**STORED ROWS:**
__________________________________________________
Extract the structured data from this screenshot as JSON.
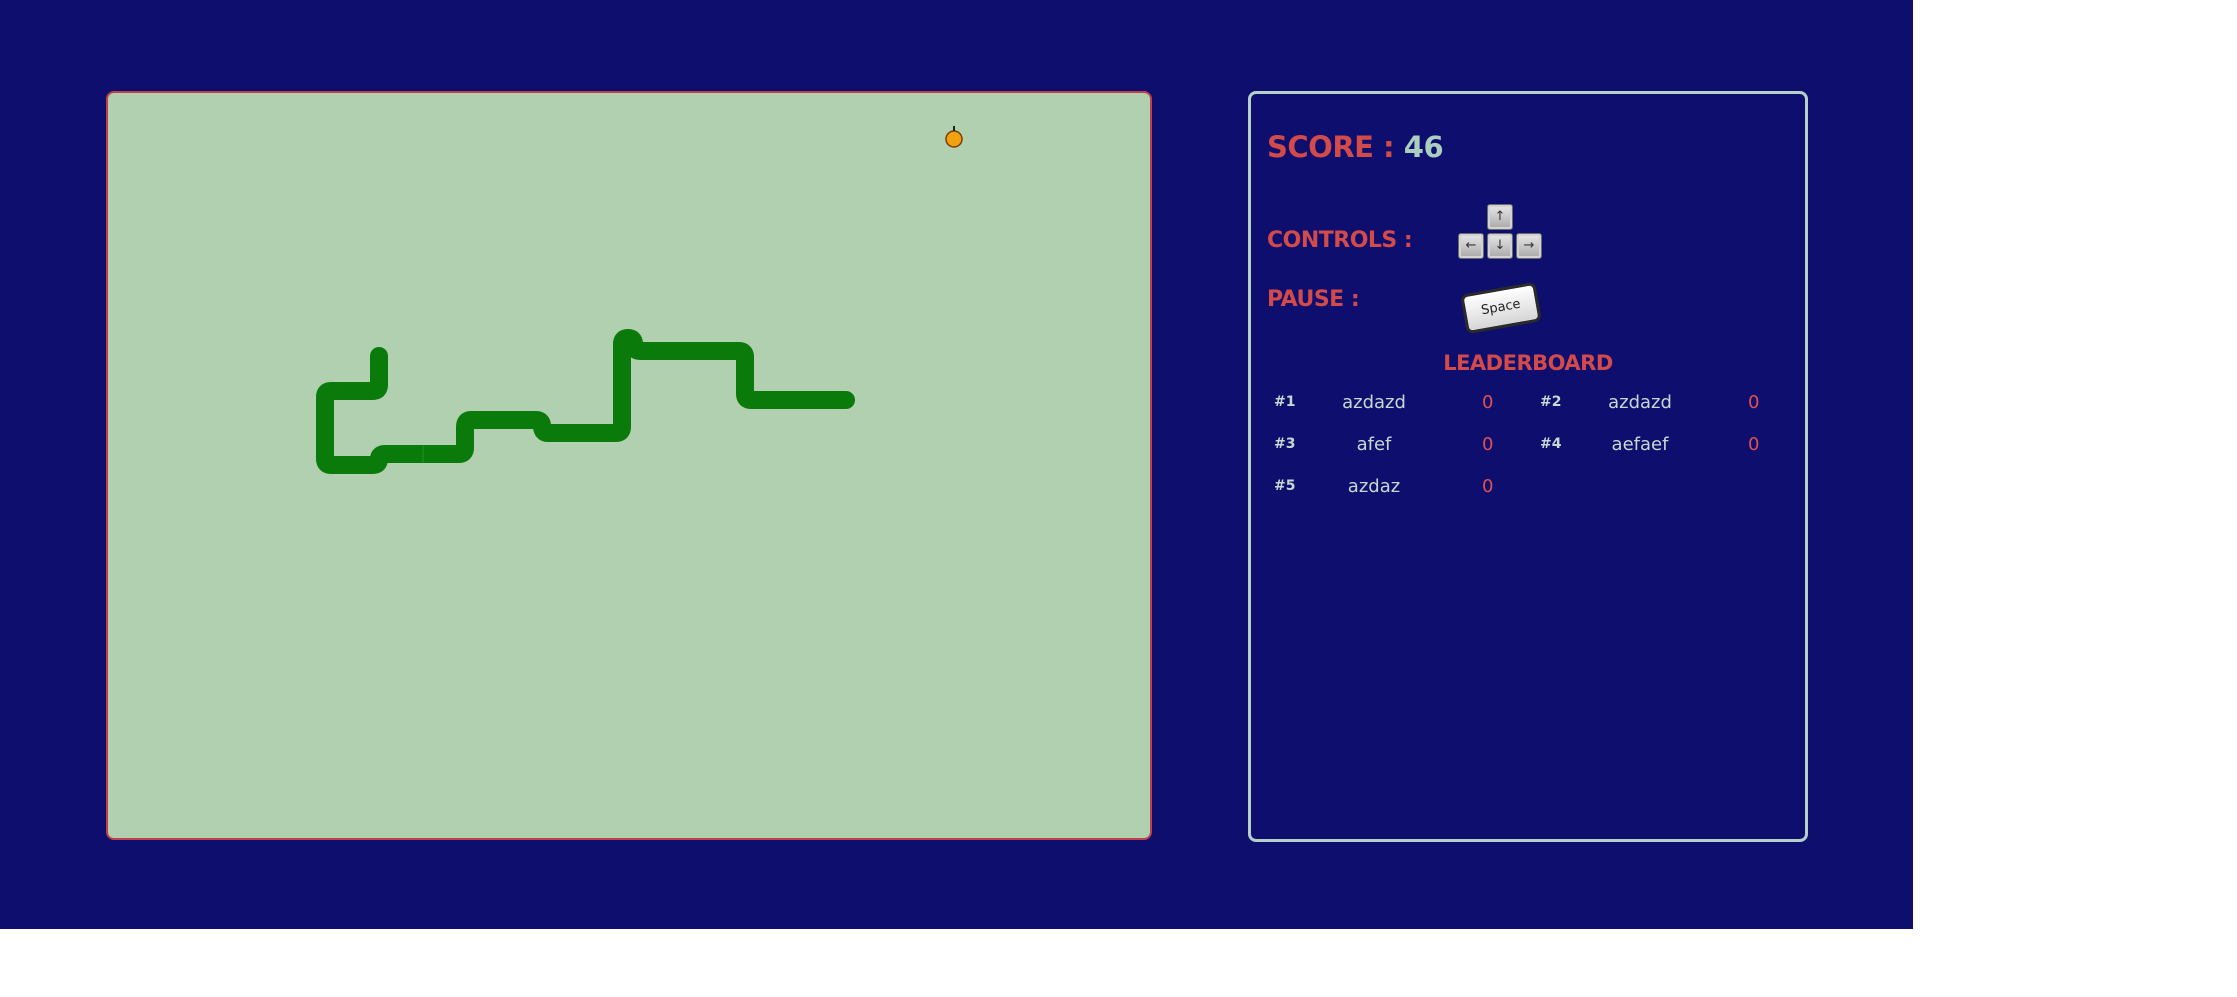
{
  "game": {
    "snake_color": "#0a7a0a",
    "board_color": "#b1d0b0",
    "fruit_icon": "orange-fruit-icon"
  },
  "panel": {
    "score_label": "SCORE : ",
    "score_value": "46",
    "controls_label": "CONTROLS :",
    "pause_label": "PAUSE :",
    "keys": {
      "up": "↑",
      "left": "←",
      "down": "↓",
      "right": "→",
      "space": "Space"
    },
    "leaderboard_title": "LEADERBOARD",
    "leaderboard": [
      {
        "rank": "#1",
        "name": "azdazd",
        "score": "0"
      },
      {
        "rank": "#2",
        "name": "azdazd",
        "score": "0"
      },
      {
        "rank": "#3",
        "name": "afef",
        "score": "0"
      },
      {
        "rank": "#4",
        "name": "aefaef",
        "score": "0"
      },
      {
        "rank": "#5",
        "name": "azdaz",
        "score": "0"
      }
    ]
  },
  "colors": {
    "background": "#0e0e6e",
    "accent": "#d24a4a",
    "score_value": "#a9cfc0",
    "panel_border": "#b6cfc8",
    "board_border": "#c0404a"
  }
}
__________________________________________________
**PROBLEM TO SOLVE:** Print the complete listing exactly, apart from any pictures.

**REPLY:**
Extract the structured data from this screenshot as JSON.
{
  "game": {
    "snake_color": "#0a7a0a",
    "board_color": "#b1d0b0",
    "fruit_icon": "orange-fruit-icon"
  },
  "panel": {
    "score_label": "SCORE : ",
    "score_value": "46",
    "controls_label": "CONTROLS :",
    "pause_label": "PAUSE :",
    "keys": {
      "up": "↑",
      "left": "←",
      "down": "↓",
      "right": "→",
      "space": "Space"
    },
    "leaderboard_title": "LEADERBOARD",
    "leaderboard": [
      {
        "rank": "#1",
        "name": "azdazd",
        "score": "0"
      },
      {
        "rank": "#2",
        "name": "azdazd",
        "score": "0"
      },
      {
        "rank": "#3",
        "name": "afef",
        "score": "0"
      },
      {
        "rank": "#4",
        "name": "aefaef",
        "score": "0"
      },
      {
        "rank": "#5",
        "name": "azdaz",
        "score": "0"
      }
    ]
  },
  "colors": {
    "background": "#0e0e6e",
    "accent": "#d24a4a",
    "score_value": "#a9cfc0",
    "panel_border": "#b6cfc8",
    "board_border": "#c0404a"
  }
}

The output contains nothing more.